-- START RECORDS TO PROCESS --

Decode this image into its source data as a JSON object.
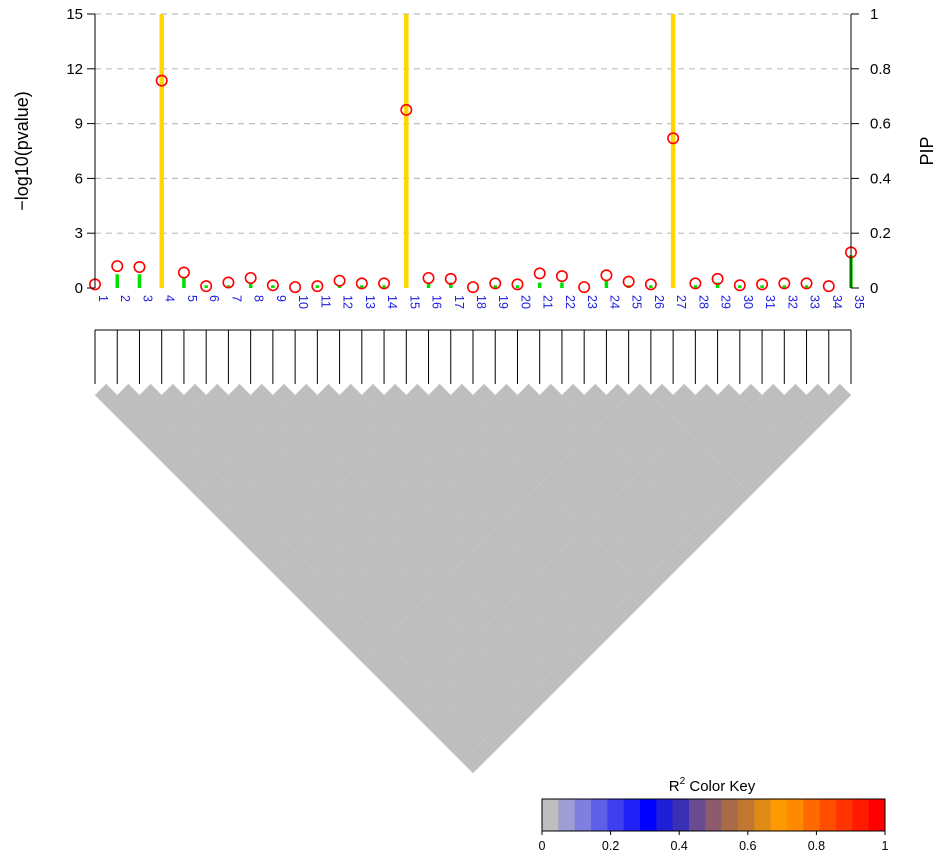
{
  "chart_data": {
    "type": "bar",
    "ylabel_left": "−log10(pvalue)",
    "ylabel_right": "PIP",
    "ylim_left": [
      0,
      15
    ],
    "ylim_right": [
      0,
      1
    ],
    "yticks_left": [
      "0",
      "3",
      "6",
      "9",
      "12",
      "15"
    ],
    "yticks_right": [
      "0",
      "0.2",
      "0.4",
      "0.6",
      "0.8",
      "1"
    ],
    "grid": "horizontal-dashed",
    "categories": [
      "1",
      "2",
      "3",
      "4",
      "5",
      "6",
      "7",
      "8",
      "9",
      "10",
      "11",
      "12",
      "13",
      "14",
      "15",
      "16",
      "17",
      "18",
      "19",
      "20",
      "21",
      "22",
      "23",
      "24",
      "25",
      "26",
      "27",
      "28",
      "29",
      "30",
      "31",
      "32",
      "33",
      "34",
      "35"
    ],
    "series": [
      {
        "kind": "bar",
        "axis": "right",
        "values": [
          0.0,
          0.05,
          0.05,
          1.0,
          0.04,
          0.01,
          0.01,
          0.02,
          0.01,
          0.0,
          0.01,
          0.01,
          0.01,
          0.01,
          1.0,
          0.02,
          0.02,
          0.0,
          0.01,
          0.01,
          0.02,
          0.02,
          0.0,
          0.03,
          0.01,
          0.01,
          1.0,
          0.01,
          0.02,
          0.01,
          0.01,
          0.01,
          0.01,
          0.0,
          0.12
        ]
      },
      {
        "kind": "point",
        "axis": "left",
        "values": [
          0.2,
          1.2,
          1.15,
          11.35,
          0.85,
          0.1,
          0.3,
          0.55,
          0.15,
          0.05,
          0.1,
          0.4,
          0.25,
          0.25,
          9.75,
          0.55,
          0.5,
          0.05,
          0.25,
          0.2,
          0.8,
          0.65,
          0.05,
          0.7,
          0.35,
          0.2,
          8.2,
          0.25,
          0.5,
          0.15,
          0.2,
          0.25,
          0.25,
          0.1,
          1.95
        ]
      }
    ],
    "colors": {
      "bar_high": "#ffd700",
      "bar_low": "#00e000",
      "point_stroke": "#ff0000",
      "ld_fill": "#bebebe",
      "snp_label": "#2020e0"
    },
    "ld_heatmap": {
      "fill": "#bebebe"
    },
    "color_key": {
      "title": "R",
      "title_sup": "2",
      "title_rest": " Color Key",
      "ticks": [
        "0",
        "0.2",
        "0.4",
        "0.6",
        "0.8",
        "1"
      ],
      "colors": [
        "#bebebe",
        "#9e9ed4",
        "#7f7fdf",
        "#5f5fe8",
        "#3f3fef",
        "#1f1ff6",
        "#0000ff",
        "#1f1fd8",
        "#3a30b4",
        "#6a4a90",
        "#8c5c6c",
        "#a86a48",
        "#c07830",
        "#e08a18",
        "#ff9900",
        "#ff8a00",
        "#ff6a00",
        "#ff4e00",
        "#ff3400",
        "#ff1a00",
        "#ff0000"
      ]
    }
  }
}
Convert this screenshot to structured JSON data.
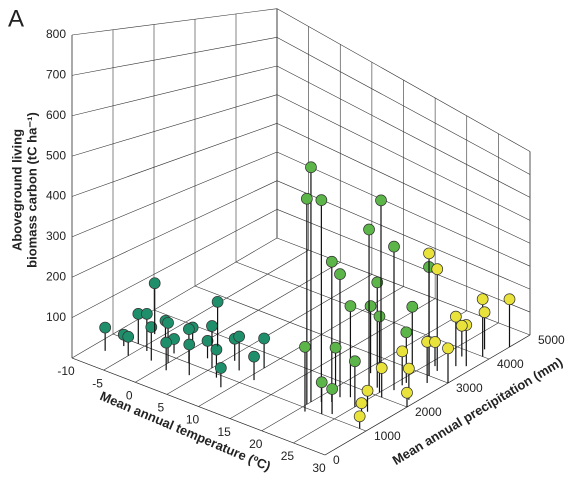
{
  "panel_label": "A",
  "chart_data": {
    "type": "scatter3d",
    "x_label": "Mean annual temperature (ºC)",
    "y_label": "Mean annual precipitation (mm)",
    "z_label": [
      "Aboveground living",
      "biomass carbon (tC ha⁻¹)"
    ],
    "xlim": [
      -10,
      30
    ],
    "xticks": [
      -10,
      -5,
      0,
      5,
      10,
      15,
      20,
      25,
      30
    ],
    "ylim": [
      0,
      5000
    ],
    "yticks": [
      0,
      1000,
      2000,
      3000,
      4000,
      5000
    ],
    "zlim": [
      0,
      800
    ],
    "zticks": [
      100,
      200,
      300,
      400,
      500,
      600,
      700,
      800
    ],
    "grid": true,
    "series": [
      {
        "color": "#1f8f6b",
        "x": [
          -8,
          -7,
          -6,
          -5,
          -4,
          -3,
          -2,
          -1,
          0,
          0,
          1,
          2,
          3,
          4,
          5,
          6,
          7,
          8,
          9,
          10,
          -6,
          2,
          11
        ],
        "y": [
          500,
          800,
          1000,
          600,
          900,
          1200,
          700,
          1100,
          800,
          1400,
          600,
          1000,
          1300,
          700,
          1100,
          1500,
          900,
          1300,
          700,
          1600,
          1400,
          1700,
          1200
        ],
        "values": [
          60,
          30,
          80,
          50,
          100,
          70,
          90,
          40,
          110,
          60,
          75,
          95,
          50,
          85,
          120,
          65,
          80,
          100,
          55,
          90,
          140,
          130,
          70
        ]
      },
      {
        "color": "#5cb548",
        "x": [
          20,
          20,
          21,
          21,
          22,
          22,
          23,
          23,
          24,
          24,
          25,
          25,
          26,
          26,
          20,
          21,
          27,
          22,
          24,
          25
        ],
        "y": [
          1200,
          1100,
          1300,
          2500,
          1400,
          1600,
          1700,
          1000,
          2000,
          2200,
          2100,
          1500,
          2300,
          2600,
          1800,
          900,
          3000,
          2600,
          1100,
          2900
        ],
        "values": [
          735,
          640,
          640,
          230,
          450,
          400,
          300,
          100,
          550,
          360,
          260,
          150,
          500,
          180,
          130,
          200,
          400,
          600,
          80,
          240
        ]
      },
      {
        "color": "#e9e23b",
        "x": [
          26,
          27,
          27,
          28,
          28,
          29,
          29,
          26,
          27,
          28,
          29,
          30,
          30,
          28,
          29,
          30,
          27,
          26
        ],
        "y": [
          2500,
          3000,
          3200,
          2800,
          3500,
          4000,
          3600,
          2000,
          1500,
          1200,
          2200,
          3000,
          4500,
          4200,
          1000,
          2000,
          3800,
          3300
        ],
        "values": [
          120,
          450,
          380,
          150,
          190,
          230,
          160,
          100,
          70,
          60,
          110,
          130,
          200,
          150,
          40,
          50,
          120,
          90
        ]
      }
    ]
  }
}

-- END RECORDS TO PROCESS --

EXERCISE REQUIREMENTS =>
Do not copy the pictures, but repeat every line exactly.

ANSWER TO THE PROBLEM =>
Decode this image into its source data as a JSON object.
{
  "chart_data": {
    "type": "bar",
    "ylabel_left": "−log10(pvalue)",
    "ylabel_right": "PIP",
    "ylim_left": [
      0,
      15
    ],
    "ylim_right": [
      0,
      1
    ],
    "yticks_left": [
      "0",
      "3",
      "6",
      "9",
      "12",
      "15"
    ],
    "yticks_right": [
      "0",
      "0.2",
      "0.4",
      "0.6",
      "0.8",
      "1"
    ],
    "grid": "horizontal-dashed",
    "categories": [
      "1",
      "2",
      "3",
      "4",
      "5",
      "6",
      "7",
      "8",
      "9",
      "10",
      "11",
      "12",
      "13",
      "14",
      "15",
      "16",
      "17",
      "18",
      "19",
      "20",
      "21",
      "22",
      "23",
      "24",
      "25",
      "26",
      "27",
      "28",
      "29",
      "30",
      "31",
      "32",
      "33",
      "34",
      "35"
    ],
    "series": [
      {
        "kind": "bar",
        "axis": "right",
        "values": [
          0.0,
          0.05,
          0.05,
          1.0,
          0.04,
          0.01,
          0.01,
          0.02,
          0.01,
          0.0,
          0.01,
          0.01,
          0.01,
          0.01,
          1.0,
          0.02,
          0.02,
          0.0,
          0.01,
          0.01,
          0.02,
          0.02,
          0.0,
          0.03,
          0.01,
          0.01,
          1.0,
          0.01,
          0.02,
          0.01,
          0.01,
          0.01,
          0.01,
          0.0,
          0.12
        ]
      },
      {
        "kind": "point",
        "axis": "left",
        "values": [
          0.2,
          1.2,
          1.15,
          11.35,
          0.85,
          0.1,
          0.3,
          0.55,
          0.15,
          0.05,
          0.1,
          0.4,
          0.25,
          0.25,
          9.75,
          0.55,
          0.5,
          0.05,
          0.25,
          0.2,
          0.8,
          0.65,
          0.05,
          0.7,
          0.35,
          0.2,
          8.2,
          0.25,
          0.5,
          0.15,
          0.2,
          0.25,
          0.25,
          0.1,
          1.95
        ]
      }
    ],
    "colors": {
      "bar_high": "#ffd700",
      "bar_low": "#00e000",
      "point_stroke": "#ff0000",
      "ld_fill": "#bebebe",
      "snp_label": "#2020e0"
    },
    "ld_heatmap": {
      "fill": "#bebebe"
    },
    "color_key": {
      "title": "R",
      "title_sup": "2",
      "title_rest": " Color Key",
      "ticks": [
        "0",
        "0.2",
        "0.4",
        "0.6",
        "0.8",
        "1"
      ],
      "colors": [
        "#bebebe",
        "#9e9ed4",
        "#7f7fdf",
        "#5f5fe8",
        "#3f3fef",
        "#1f1ff6",
        "#0000ff",
        "#1f1fd8",
        "#3a30b4",
        "#6a4a90",
        "#8c5c6c",
        "#a86a48",
        "#c07830",
        "#e08a18",
        "#ff9900",
        "#ff8a00",
        "#ff6a00",
        "#ff4e00",
        "#ff3400",
        "#ff1a00",
        "#ff0000"
      ]
    }
  }
}
Convert this screenshot to structured JSON data.
{
  "panel_label": "A",
  "chart_data": {
    "type": "scatter3d",
    "x_label": "Mean annual temperature (ºC)",
    "y_label": "Mean annual precipitation (mm)",
    "z_label": [
      "Aboveground living",
      "biomass carbon (tC ha⁻¹)"
    ],
    "xlim": [
      -10,
      30
    ],
    "xticks": [
      -10,
      -5,
      0,
      5,
      10,
      15,
      20,
      25,
      30
    ],
    "ylim": [
      0,
      5000
    ],
    "yticks": [
      0,
      1000,
      2000,
      3000,
      4000,
      5000
    ],
    "zlim": [
      0,
      800
    ],
    "zticks": [
      100,
      200,
      300,
      400,
      500,
      600,
      700,
      800
    ],
    "grid": true,
    "series": [
      {
        "color": "#1f8f6b",
        "x": [
          -8,
          -7,
          -6,
          -5,
          -4,
          -3,
          -2,
          -1,
          0,
          0,
          1,
          2,
          3,
          4,
          5,
          6,
          7,
          8,
          9,
          10,
          -6,
          2,
          11
        ],
        "y": [
          500,
          800,
          1000,
          600,
          900,
          1200,
          700,
          1100,
          800,
          1400,
          600,
          1000,
          1300,
          700,
          1100,
          1500,
          900,
          1300,
          700,
          1600,
          1400,
          1700,
          1200
        ],
        "values": [
          60,
          30,
          80,
          50,
          100,
          70,
          90,
          40,
          110,
          60,
          75,
          95,
          50,
          85,
          120,
          65,
          80,
          100,
          55,
          90,
          140,
          130,
          70
        ]
      },
      {
        "color": "#5cb548",
        "x": [
          20,
          20,
          21,
          21,
          22,
          22,
          23,
          23,
          24,
          24,
          25,
          25,
          26,
          26,
          20,
          21,
          27,
          22,
          24,
          25
        ],
        "y": [
          1200,
          1100,
          1300,
          2500,
          1400,
          1600,
          1700,
          1000,
          2000,
          2200,
          2100,
          1500,
          2300,
          2600,
          1800,
          900,
          3000,
          2600,
          1100,
          2900
        ],
        "values": [
          735,
          640,
          640,
          230,
          450,
          400,
          300,
          100,
          550,
          360,
          260,
          150,
          500,
          180,
          130,
          200,
          400,
          600,
          80,
          240
        ]
      },
      {
        "color": "#e9e23b",
        "x": [
          26,
          27,
          27,
          28,
          28,
          29,
          29,
          26,
          27,
          28,
          29,
          30,
          30,
          28,
          29,
          30,
          27,
          26
        ],
        "y": [
          2500,
          3000,
          3200,
          2800,
          3500,
          4000,
          3600,
          2000,
          1500,
          1200,
          2200,
          3000,
          4500,
          4200,
          1000,
          2000,
          3800,
          3300
        ],
        "values": [
          120,
          450,
          380,
          150,
          190,
          230,
          160,
          100,
          70,
          60,
          110,
          130,
          200,
          150,
          40,
          50,
          120,
          90
        ]
      }
    ]
  }
}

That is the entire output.